Given problem: All entries are to be quoted exactly; the images stay out of the copy.
**** Exercise material ****
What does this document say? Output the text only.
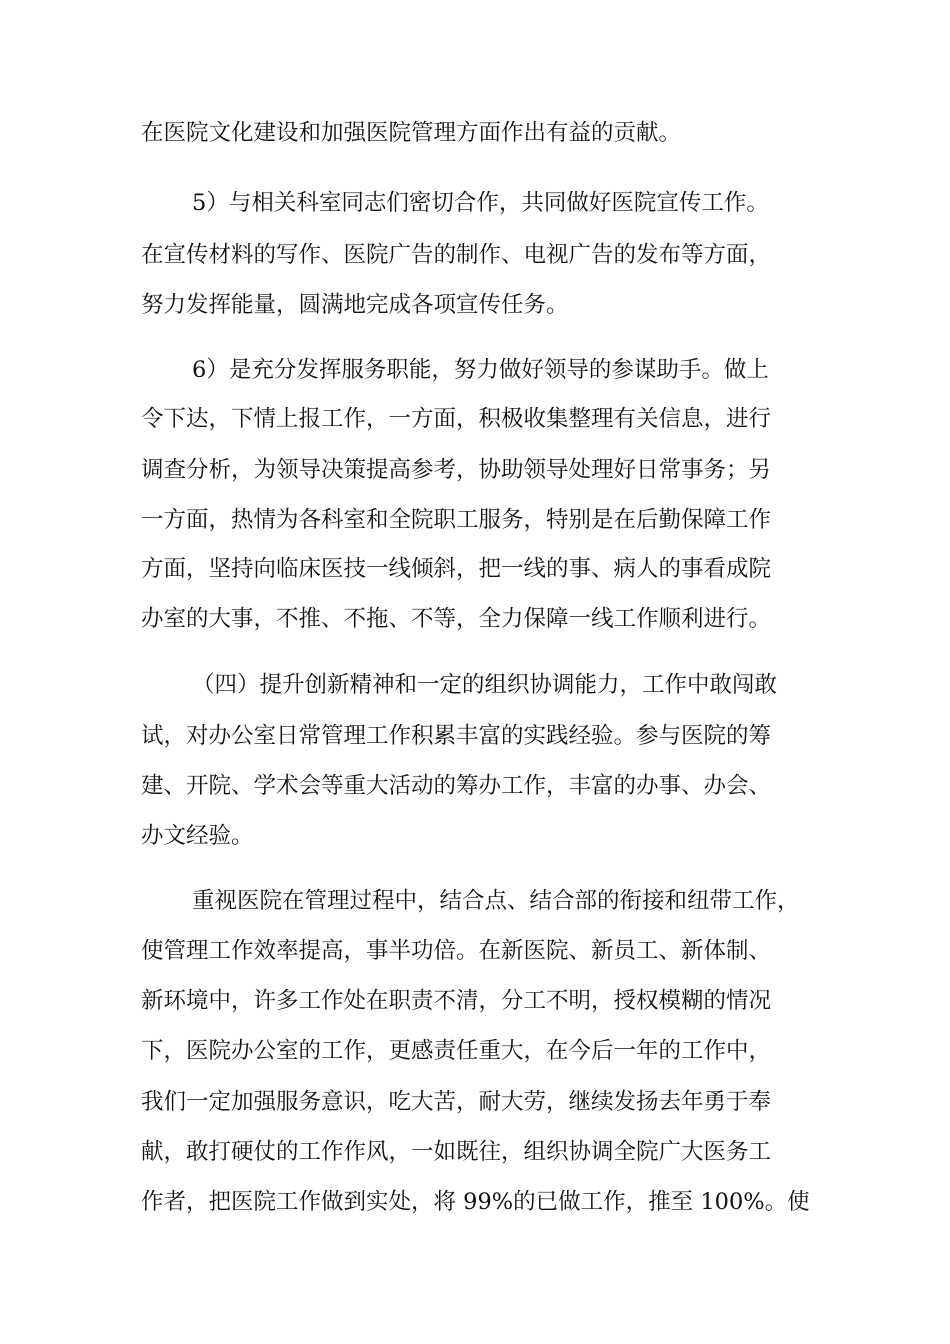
在医院文化建设和加强医院管理方面作出有益的贡献。
5）与相关科室同志们密切合作，共同做好医院宣传工作。
在宣传材料的写作、医院广告的制作、电视广告的发布等方面，
努力发挥能量，圆满地完成各项宣传任务。
6）是充分发挥服务职能，努力做好领导的参谋助手。做上
令下达，下情上报工作，一方面，积极收集整理有关信息，进行
调查分析，为领导决策提高参考，协助领导处理好日常事务；另
一方面，热情为各科室和全院职工服务，特别是在后勤保障工作
方面，坚持向临床医技一线倾斜，把一线的事、病人的事看成院
办室的大事，不推、不拖、不等，全力保障一线工作顺利进行。
（四）提升创新精神和一定的组织协调能力，工作中敢闯敢
试，对办公室日常管理工作积累丰富的实践经验。参与医院的筹
建、开院、学术会等重大活动的筹办工作，丰富的办事、办会、
办文经验。
重视医院在管理过程中，结合点、结合部的衔接和纽带工作，
使管理工作效率提高，事半功倍。在新医院、新员工、新体制、
新环境中，许多工作处在职责不清，分工不明，授权模糊的情况
下，医院办公室的工作，更感责任重大，在今后一年的工作中，
我们一定加强服务意识，吃大苦，耐大劳，继续发扬去年勇于奉
献，敢打硬仗的工作作风，一如既往，组织协调全院广大医务工
作者，把医院工作做到实处，将 99%的已做工作，推至 100%。使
****
Written reply:
What does this document say? Output the text only.
在医院文化建设和加强医院管理方面作出有益的贡献。
5）与相关科室同志们密切合作，共同做好医院宣传工作。
在宣传材料的写作、医院广告的制作、电视广告的发布等方面，
努力发挥能量，圆满地完成各项宣传任务。
6）是充分发挥服务职能，努力做好领导的参谋助手。做上
令下达，下情上报工作，一方面，积极收集整理有关信息，进行
调查分析，为领导决策提高参考，协助领导处理好日常事务；另
一方面，热情为各科室和全院职工服务，特别是在后勤保障工作
方面，坚持向临床医技一线倾斜，把一线的事、病人的事看成院
办室的大事，不推、不拖、不等，全力保障一线工作顺利进行。
（四）提升创新精神和一定的组织协调能力，工作中敢闯敢
试，对办公室日常管理工作积累丰富的实践经验。参与医院的筹
建、开院、学术会等重大活动的筹办工作，丰富的办事、办会、
办文经验。
重视医院在管理过程中，结合点、结合部的衔接和纽带工作，
使管理工作效率提高，事半功倍。在新医院、新员工、新体制、
新环境中，许多工作处在职责不清，分工不明，授权模糊的情况
下，医院办公室的工作，更感责任重大，在今后一年的工作中，
我们一定加强服务意识，吃大苦，耐大劳，继续发扬去年勇于奉
献，敢打硬仗的工作作风，一如既往，组织协调全院广大医务工
作者，把医院工作做到实处，将 99%的已做工作，推至 100%。使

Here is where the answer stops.